══ EXTRACTED MATERIAL

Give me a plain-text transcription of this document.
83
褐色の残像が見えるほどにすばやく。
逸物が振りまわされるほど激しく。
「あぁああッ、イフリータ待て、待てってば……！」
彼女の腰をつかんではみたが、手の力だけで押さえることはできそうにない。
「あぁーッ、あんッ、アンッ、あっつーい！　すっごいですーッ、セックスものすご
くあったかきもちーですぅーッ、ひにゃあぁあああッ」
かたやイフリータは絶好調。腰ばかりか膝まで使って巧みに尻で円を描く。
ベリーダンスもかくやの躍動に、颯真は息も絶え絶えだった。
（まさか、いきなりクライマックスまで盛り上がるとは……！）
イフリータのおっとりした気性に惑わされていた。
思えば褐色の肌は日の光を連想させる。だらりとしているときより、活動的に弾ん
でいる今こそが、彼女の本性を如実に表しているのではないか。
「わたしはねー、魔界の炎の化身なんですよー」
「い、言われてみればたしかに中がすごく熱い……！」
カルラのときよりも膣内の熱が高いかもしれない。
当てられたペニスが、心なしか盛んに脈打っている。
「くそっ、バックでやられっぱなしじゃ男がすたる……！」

════
══ EXTRACTED MATERIAL

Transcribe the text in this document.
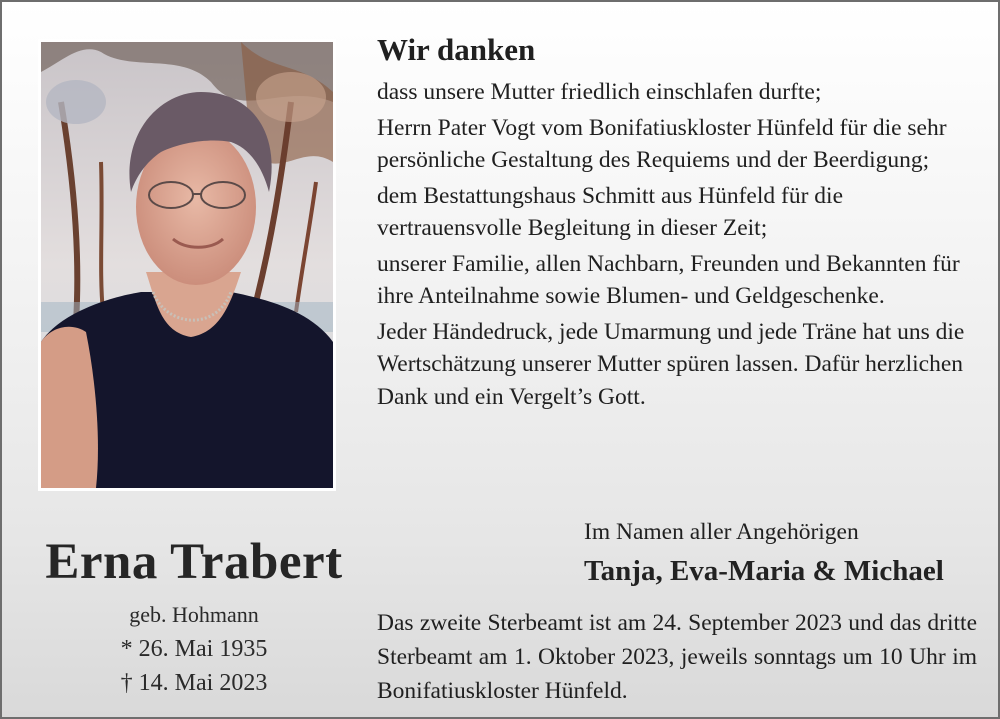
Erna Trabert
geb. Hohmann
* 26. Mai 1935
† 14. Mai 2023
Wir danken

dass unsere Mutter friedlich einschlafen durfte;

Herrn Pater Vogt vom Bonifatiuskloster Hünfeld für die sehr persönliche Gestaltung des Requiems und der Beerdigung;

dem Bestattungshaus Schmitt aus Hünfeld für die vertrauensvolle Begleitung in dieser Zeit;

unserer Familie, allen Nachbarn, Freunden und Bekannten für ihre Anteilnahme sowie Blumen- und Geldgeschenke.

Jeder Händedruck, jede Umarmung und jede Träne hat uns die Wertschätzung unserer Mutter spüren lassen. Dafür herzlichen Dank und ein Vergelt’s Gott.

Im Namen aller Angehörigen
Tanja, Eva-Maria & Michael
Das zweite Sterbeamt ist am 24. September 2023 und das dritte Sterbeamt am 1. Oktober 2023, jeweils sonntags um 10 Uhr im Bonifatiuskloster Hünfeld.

════

» **EXERCISE INSTRUCTIONS**: Return each line of the data that contains the string "Mutter".

» **EXERCISE OUTPUT**:
dass unsere Mutter friedlich einschlafen durfte;
Jeder Händedruck, jede Umarmung und jede Träne hat uns die Wertschätzung unserer Mutter spüren lassen. Dafür herzlichen Dank und ein Vergelt’s Gott.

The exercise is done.